Dataset records:
--

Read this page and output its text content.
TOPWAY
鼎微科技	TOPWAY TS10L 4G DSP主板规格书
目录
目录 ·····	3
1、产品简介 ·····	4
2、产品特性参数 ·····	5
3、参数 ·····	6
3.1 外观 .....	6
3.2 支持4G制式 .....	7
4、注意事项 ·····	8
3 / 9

--

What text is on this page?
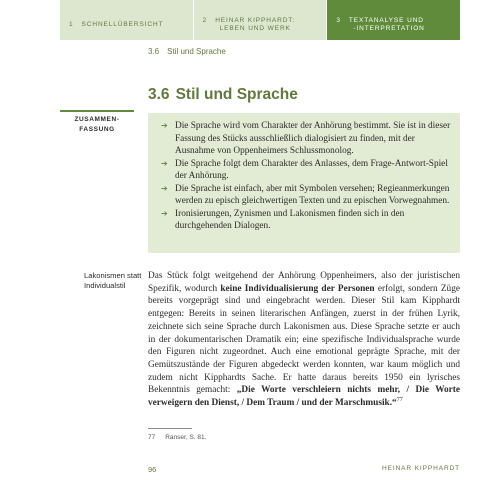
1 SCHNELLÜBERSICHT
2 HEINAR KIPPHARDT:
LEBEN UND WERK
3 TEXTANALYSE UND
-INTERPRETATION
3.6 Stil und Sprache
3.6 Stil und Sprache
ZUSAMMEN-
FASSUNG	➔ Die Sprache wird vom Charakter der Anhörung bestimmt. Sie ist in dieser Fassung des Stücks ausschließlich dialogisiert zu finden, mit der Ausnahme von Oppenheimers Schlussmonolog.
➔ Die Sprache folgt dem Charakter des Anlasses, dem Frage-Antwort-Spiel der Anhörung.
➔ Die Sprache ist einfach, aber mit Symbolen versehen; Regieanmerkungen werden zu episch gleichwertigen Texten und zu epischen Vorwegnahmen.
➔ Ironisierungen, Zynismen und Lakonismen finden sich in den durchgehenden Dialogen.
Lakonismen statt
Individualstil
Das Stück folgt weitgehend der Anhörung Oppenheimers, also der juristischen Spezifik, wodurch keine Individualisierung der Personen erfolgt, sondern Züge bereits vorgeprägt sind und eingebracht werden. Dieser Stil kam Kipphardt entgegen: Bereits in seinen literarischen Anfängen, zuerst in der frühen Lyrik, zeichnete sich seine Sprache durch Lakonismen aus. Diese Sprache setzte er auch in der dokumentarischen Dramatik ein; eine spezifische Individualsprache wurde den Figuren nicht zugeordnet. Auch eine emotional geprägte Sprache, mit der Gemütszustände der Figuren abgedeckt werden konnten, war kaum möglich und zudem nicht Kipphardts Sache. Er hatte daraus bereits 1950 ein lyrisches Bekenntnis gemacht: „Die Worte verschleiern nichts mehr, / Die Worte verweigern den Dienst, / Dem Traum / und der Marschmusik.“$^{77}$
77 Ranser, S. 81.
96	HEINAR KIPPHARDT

--

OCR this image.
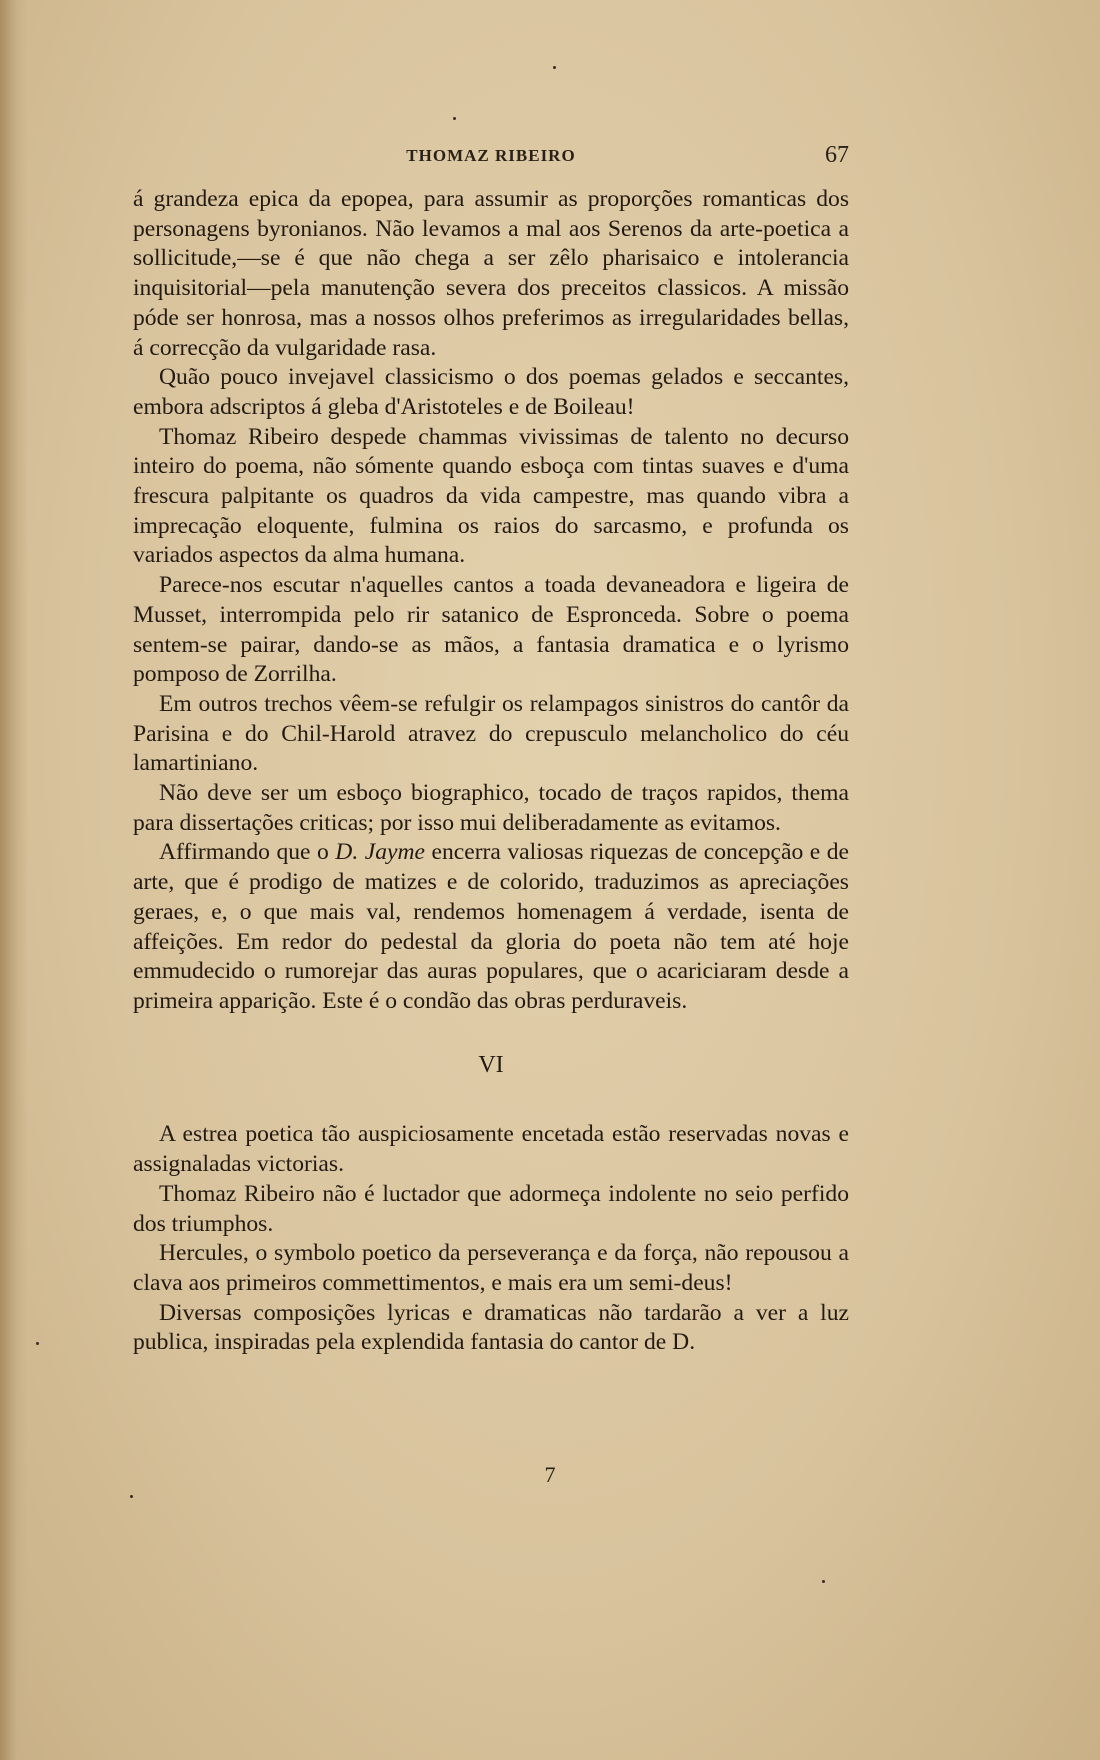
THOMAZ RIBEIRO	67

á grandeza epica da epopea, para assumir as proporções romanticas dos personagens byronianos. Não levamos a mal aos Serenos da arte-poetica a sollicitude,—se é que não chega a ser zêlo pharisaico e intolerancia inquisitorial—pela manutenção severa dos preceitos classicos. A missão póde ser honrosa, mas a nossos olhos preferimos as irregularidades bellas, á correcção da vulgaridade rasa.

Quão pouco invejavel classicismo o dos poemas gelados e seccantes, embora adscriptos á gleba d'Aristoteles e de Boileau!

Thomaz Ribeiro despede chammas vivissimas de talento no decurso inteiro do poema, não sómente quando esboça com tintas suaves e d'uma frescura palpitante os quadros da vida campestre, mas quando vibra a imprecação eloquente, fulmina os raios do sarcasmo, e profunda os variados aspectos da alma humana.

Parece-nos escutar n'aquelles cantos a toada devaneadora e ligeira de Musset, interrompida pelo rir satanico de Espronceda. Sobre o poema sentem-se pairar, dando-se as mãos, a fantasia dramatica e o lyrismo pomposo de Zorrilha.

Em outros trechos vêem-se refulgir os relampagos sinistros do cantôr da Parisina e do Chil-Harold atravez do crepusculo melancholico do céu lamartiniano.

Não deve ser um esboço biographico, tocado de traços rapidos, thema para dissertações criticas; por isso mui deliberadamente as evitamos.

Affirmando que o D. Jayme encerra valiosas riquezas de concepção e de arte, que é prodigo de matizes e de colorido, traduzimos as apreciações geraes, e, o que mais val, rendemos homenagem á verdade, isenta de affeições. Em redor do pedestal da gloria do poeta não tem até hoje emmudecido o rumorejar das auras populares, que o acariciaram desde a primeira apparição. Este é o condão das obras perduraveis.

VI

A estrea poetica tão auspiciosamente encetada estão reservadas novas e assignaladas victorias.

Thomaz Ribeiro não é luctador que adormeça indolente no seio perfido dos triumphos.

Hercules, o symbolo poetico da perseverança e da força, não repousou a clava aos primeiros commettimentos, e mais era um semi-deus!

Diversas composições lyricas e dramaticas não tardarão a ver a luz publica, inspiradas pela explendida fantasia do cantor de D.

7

--

Short exercise: Count the lines in the records above that contain the word "para", and give only that number.

Written answer: 2